Stated exercise: Below are the records. List every line holding the word "label".
** Start Data supplied **
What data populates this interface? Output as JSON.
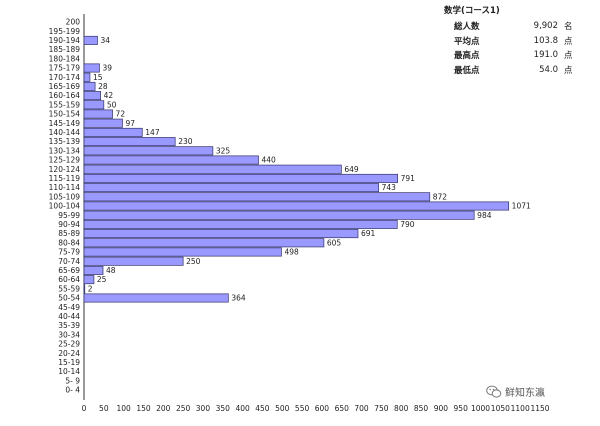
{
  "chart_data": {
    "type": "bar",
    "orientation": "horizontal",
    "categories": [
      "0- 4",
      "5- 9",
      "10-14",
      "15-19",
      "20-24",
      "25-29",
      "30-34",
      "35-39",
      "40-44",
      "45-49",
      "50-54",
      "55-59",
      "60-64",
      "65-69",
      "70-74",
      "75-79",
      "80-84",
      "85-89",
      "90-94",
      "95-99",
      "100-104",
      "105-109",
      "110-114",
      "115-119",
      "120-124",
      "125-129",
      "130-134",
      "135-139",
      "140-144",
      "145-149",
      "150-154",
      "155-159",
      "160-164",
      "165-169",
      "170-174",
      "175-179",
      "180-184",
      "185-189",
      "190-194",
      "195-199",
      "200"
    ],
    "values": [
      null,
      null,
      null,
      null,
      null,
      null,
      null,
      null,
      null,
      null,
      364,
      2,
      25,
      48,
      250,
      498,
      605,
      691,
      790,
      984,
      1071,
      872,
      743,
      791,
      649,
      440,
      325,
      230,
      147,
      97,
      72,
      50,
      42,
      28,
      15,
      39,
      null,
      null,
      34,
      null,
      null
    ],
    "xlim": [
      0,
      1150
    ],
    "xticks": [
      "0",
      "50",
      "100",
      "150",
      "200",
      "250",
      "300",
      "350",
      "400",
      "450",
      "500",
      "550",
      "600",
      "650",
      "700",
      "750",
      "800",
      "850",
      "900",
      "950",
      "1000",
      "1050",
      "1100",
      "1150"
    ],
    "grid": false
  },
  "stats": {
    "title": "数学(コース1)",
    "rows": [
      {
        "label": "総人数",
        "value": "9,902",
        "unit": "名"
      },
      {
        "label": "平均点",
        "value": "103.8",
        "unit": "点"
      },
      {
        "label": "最高点",
        "value": "191.0",
        "unit": "点"
      },
      {
        "label": "最低点",
        "value": "54.0",
        "unit": "点"
      }
    ]
  },
  "watermark": {
    "text": "鲜知东瀛",
    "icon": "wechat-logo-icon"
  }
}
** End Data supplied **
Solved problem:
        "label": "総人数",
        "label": "平均点",
        "label": "最高点",
        "label": "最低点",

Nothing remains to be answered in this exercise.